-- START OF DATASET --
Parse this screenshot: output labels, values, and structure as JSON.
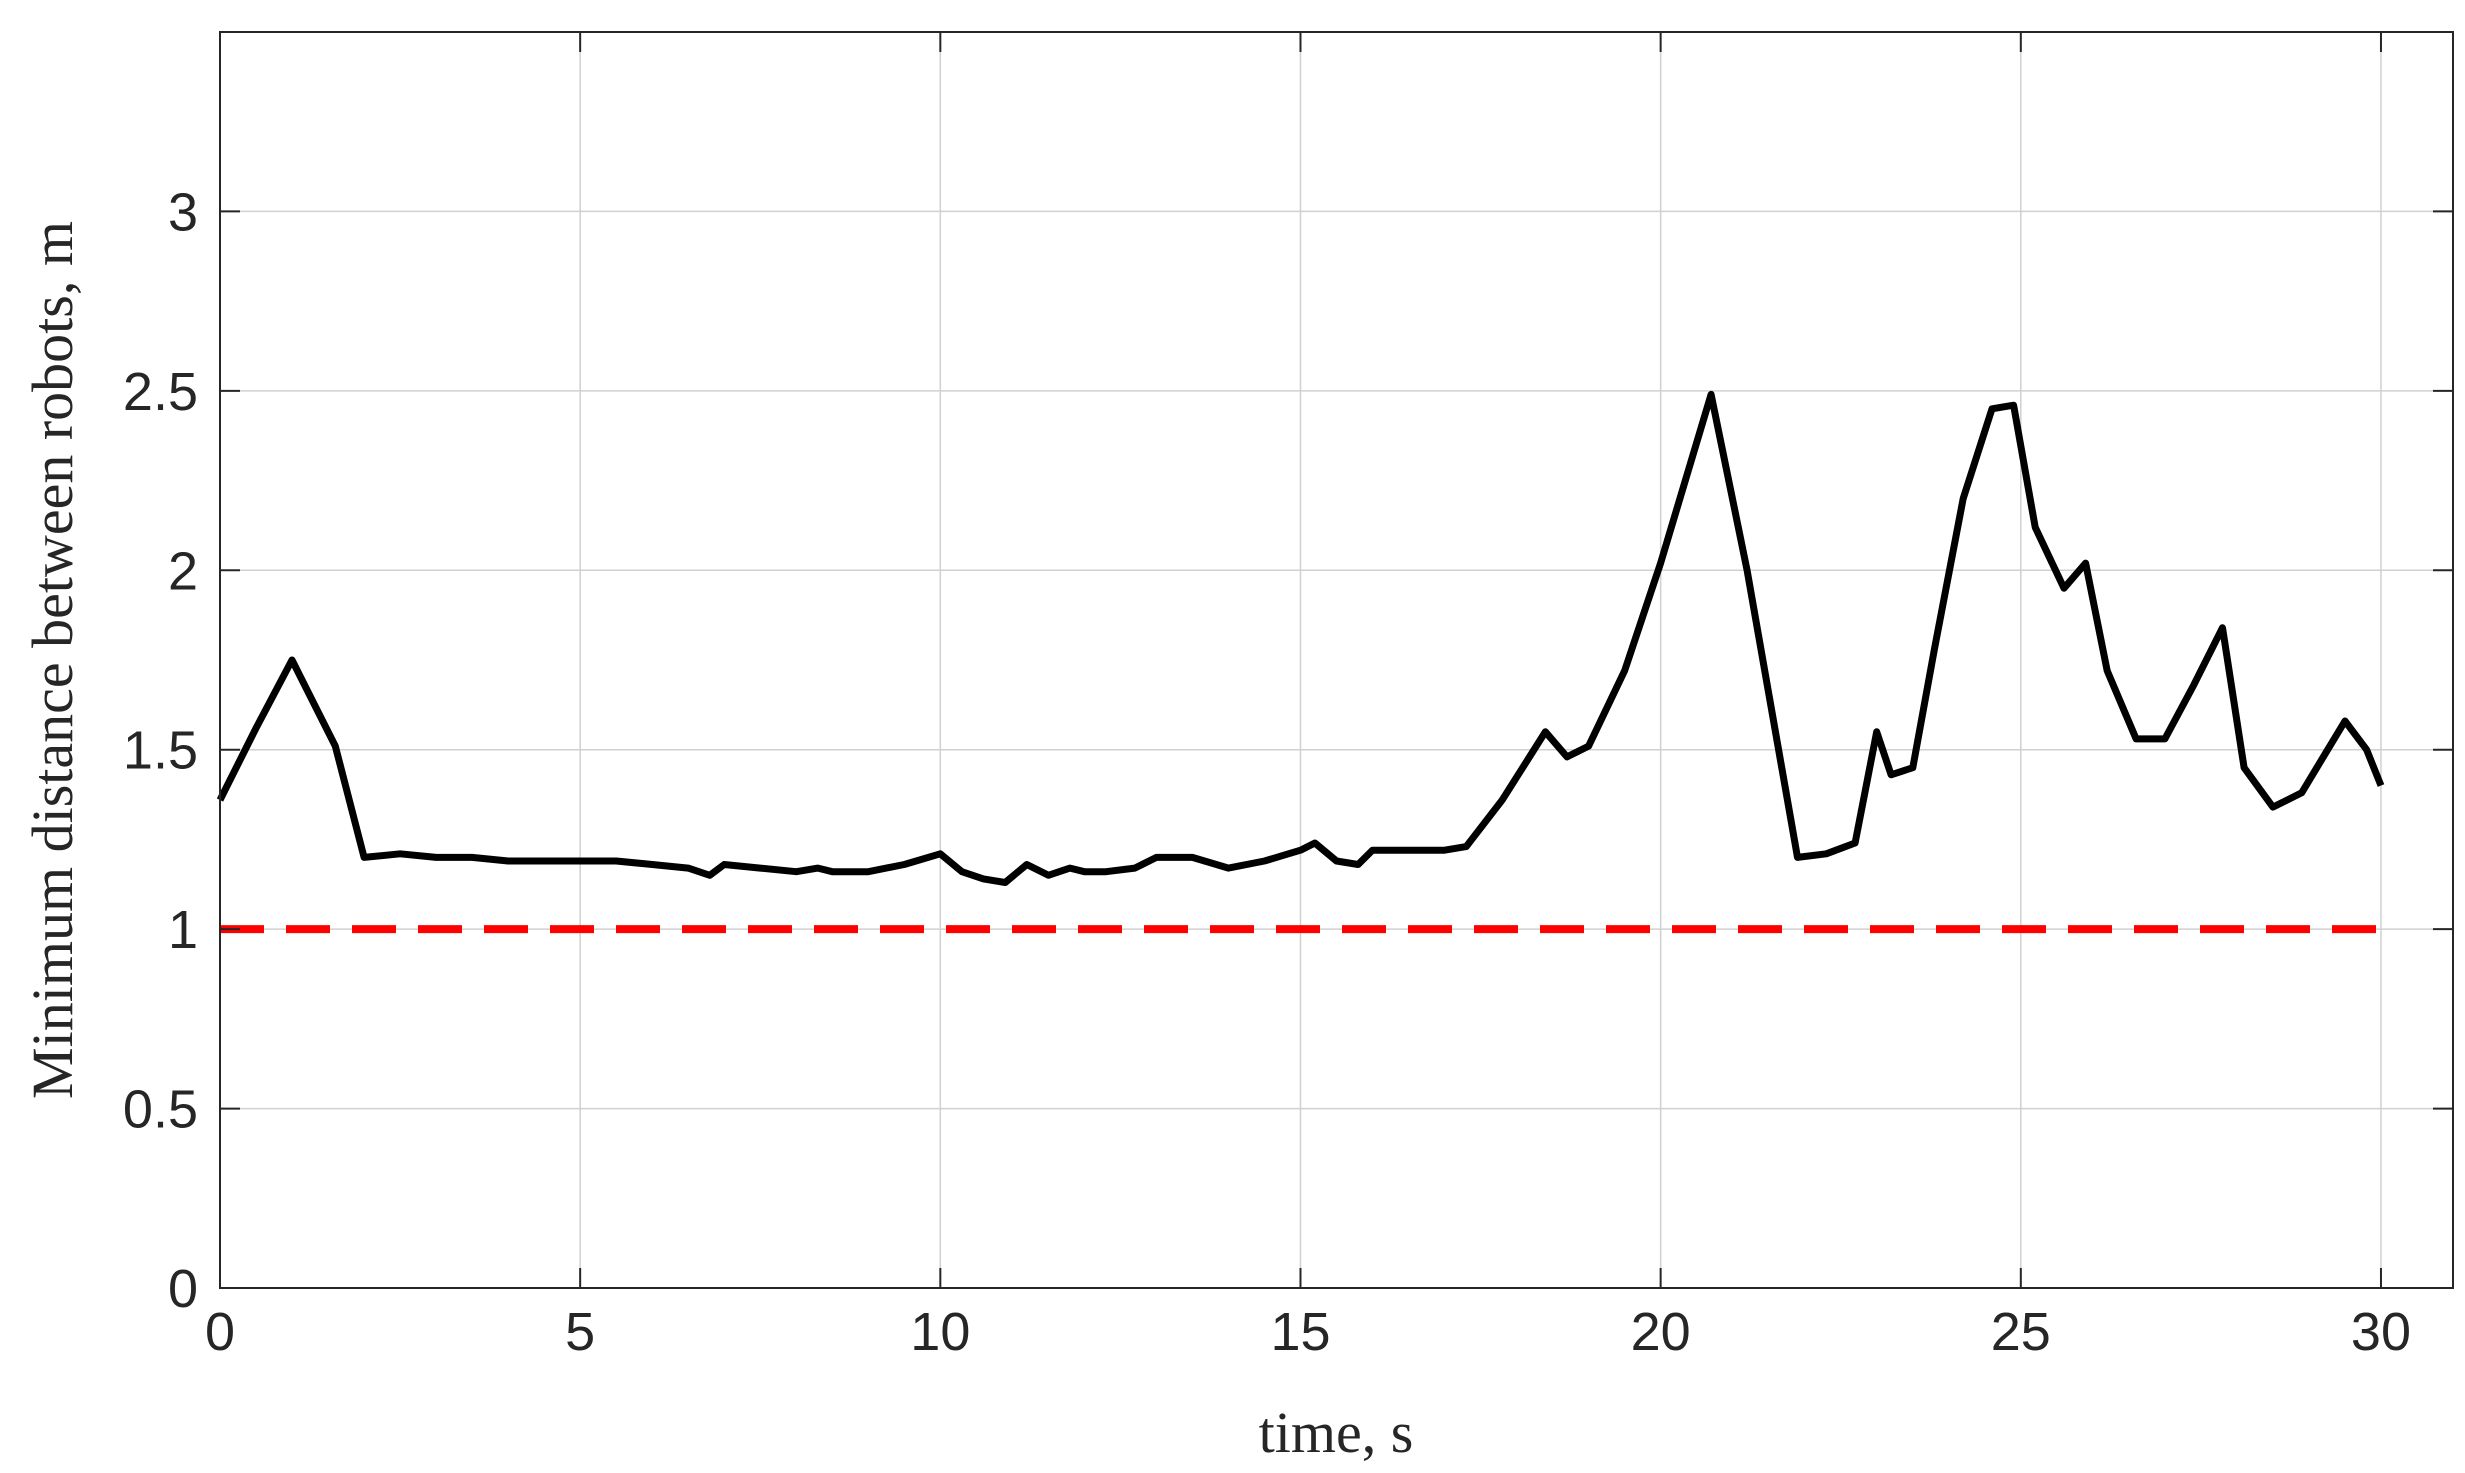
{
  "chart_data": {
    "type": "line",
    "title": "",
    "xlabel": "time, s",
    "ylabel": "Minimum distance between robots, m",
    "xlim": [
      0,
      31
    ],
    "ylim": [
      0,
      3.5
    ],
    "xticks": [
      0,
      5,
      10,
      15,
      20,
      25,
      30
    ],
    "yticks": [
      0,
      0.5,
      1,
      1.5,
      2,
      2.5,
      3
    ],
    "xtick_labels": [
      "0",
      "5",
      "10",
      "15",
      "20",
      "25",
      "30"
    ],
    "ytick_labels": [
      "0",
      "0.5",
      "1",
      "1.5",
      "2",
      "2.5",
      "3"
    ],
    "grid": true,
    "series": [
      {
        "style": "solid",
        "color": "#000000",
        "x": [
          0,
          0.5,
          1.0,
          1.2,
          1.6,
          2.0,
          2.5,
          3.0,
          3.5,
          4.0,
          4.5,
          5.0,
          5.5,
          6.0,
          6.5,
          6.8,
          7.0,
          7.5,
          8.0,
          8.3,
          8.5,
          9.0,
          9.5,
          10.0,
          10.3,
          10.6,
          10.9,
          11.2,
          11.5,
          11.8,
          12.0,
          12.3,
          12.7,
          13.0,
          13.5,
          14.0,
          14.5,
          15.0,
          15.2,
          15.5,
          15.8,
          16.0,
          16.5,
          17.0,
          17.3,
          17.8,
          18.4,
          18.7,
          19.0,
          19.5,
          20.0,
          20.7,
          21.2,
          21.9,
          22.3,
          22.7,
          23.0,
          23.2,
          23.5,
          23.8,
          24.2,
          24.6,
          24.9,
          25.2,
          25.6,
          25.9,
          26.2,
          26.6,
          27.0,
          27.4,
          27.8,
          28.1,
          28.5,
          28.9,
          29.2,
          29.5,
          29.8,
          30.0
        ],
        "values": [
          1.36,
          1.56,
          1.75,
          1.67,
          1.51,
          1.2,
          1.21,
          1.2,
          1.2,
          1.19,
          1.19,
          1.19,
          1.19,
          1.18,
          1.17,
          1.15,
          1.18,
          1.17,
          1.16,
          1.17,
          1.16,
          1.16,
          1.18,
          1.21,
          1.16,
          1.14,
          1.13,
          1.18,
          1.15,
          1.17,
          1.16,
          1.16,
          1.17,
          1.2,
          1.2,
          1.17,
          1.19,
          1.22,
          1.24,
          1.19,
          1.18,
          1.22,
          1.22,
          1.22,
          1.23,
          1.36,
          1.55,
          1.48,
          1.51,
          1.72,
          2.02,
          2.49,
          2.0,
          1.2,
          1.21,
          1.24,
          1.55,
          1.43,
          1.45,
          1.78,
          2.2,
          2.45,
          2.46,
          2.12,
          1.95,
          2.02,
          1.72,
          1.53,
          1.53,
          1.68,
          1.84,
          1.45,
          1.34,
          1.38,
          1.48,
          1.58,
          1.5,
          1.4
        ]
      },
      {
        "style": "dashed",
        "color": "#ff0000",
        "x": [
          0,
          30
        ],
        "values": [
          1,
          1
        ]
      }
    ]
  }
}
-- END OF DATASET --
-- EXERCISE TASK --
Leaving out the pictures, repeat the data above exactly.

-- RIGHT ANSWER --
Parse this screenshot: output labels, values, and structure as JSON.
{
  "chart_data": {
    "type": "line",
    "title": "",
    "xlabel": "time, s",
    "ylabel": "Minimum distance between robots, m",
    "xlim": [
      0,
      31
    ],
    "ylim": [
      0,
      3.5
    ],
    "xticks": [
      0,
      5,
      10,
      15,
      20,
      25,
      30
    ],
    "yticks": [
      0,
      0.5,
      1,
      1.5,
      2,
      2.5,
      3
    ],
    "xtick_labels": [
      "0",
      "5",
      "10",
      "15",
      "20",
      "25",
      "30"
    ],
    "ytick_labels": [
      "0",
      "0.5",
      "1",
      "1.5",
      "2",
      "2.5",
      "3"
    ],
    "grid": true,
    "series": [
      {
        "style": "solid",
        "color": "#000000",
        "x": [
          0,
          0.5,
          1.0,
          1.2,
          1.6,
          2.0,
          2.5,
          3.0,
          3.5,
          4.0,
          4.5,
          5.0,
          5.5,
          6.0,
          6.5,
          6.8,
          7.0,
          7.5,
          8.0,
          8.3,
          8.5,
          9.0,
          9.5,
          10.0,
          10.3,
          10.6,
          10.9,
          11.2,
          11.5,
          11.8,
          12.0,
          12.3,
          12.7,
          13.0,
          13.5,
          14.0,
          14.5,
          15.0,
          15.2,
          15.5,
          15.8,
          16.0,
          16.5,
          17.0,
          17.3,
          17.8,
          18.4,
          18.7,
          19.0,
          19.5,
          20.0,
          20.7,
          21.2,
          21.9,
          22.3,
          22.7,
          23.0,
          23.2,
          23.5,
          23.8,
          24.2,
          24.6,
          24.9,
          25.2,
          25.6,
          25.9,
          26.2,
          26.6,
          27.0,
          27.4,
          27.8,
          28.1,
          28.5,
          28.9,
          29.2,
          29.5,
          29.8,
          30.0
        ],
        "values": [
          1.36,
          1.56,
          1.75,
          1.67,
          1.51,
          1.2,
          1.21,
          1.2,
          1.2,
          1.19,
          1.19,
          1.19,
          1.19,
          1.18,
          1.17,
          1.15,
          1.18,
          1.17,
          1.16,
          1.17,
          1.16,
          1.16,
          1.18,
          1.21,
          1.16,
          1.14,
          1.13,
          1.18,
          1.15,
          1.17,
          1.16,
          1.16,
          1.17,
          1.2,
          1.2,
          1.17,
          1.19,
          1.22,
          1.24,
          1.19,
          1.18,
          1.22,
          1.22,
          1.22,
          1.23,
          1.36,
          1.55,
          1.48,
          1.51,
          1.72,
          2.02,
          2.49,
          2.0,
          1.2,
          1.21,
          1.24,
          1.55,
          1.43,
          1.45,
          1.78,
          2.2,
          2.45,
          2.46,
          2.12,
          1.95,
          2.02,
          1.72,
          1.53,
          1.53,
          1.68,
          1.84,
          1.45,
          1.34,
          1.38,
          1.48,
          1.58,
          1.5,
          1.4
        ]
      },
      {
        "style": "dashed",
        "color": "#ff0000",
        "x": [
          0,
          30
        ],
        "values": [
          1,
          1
        ]
      }
    ]
  }
}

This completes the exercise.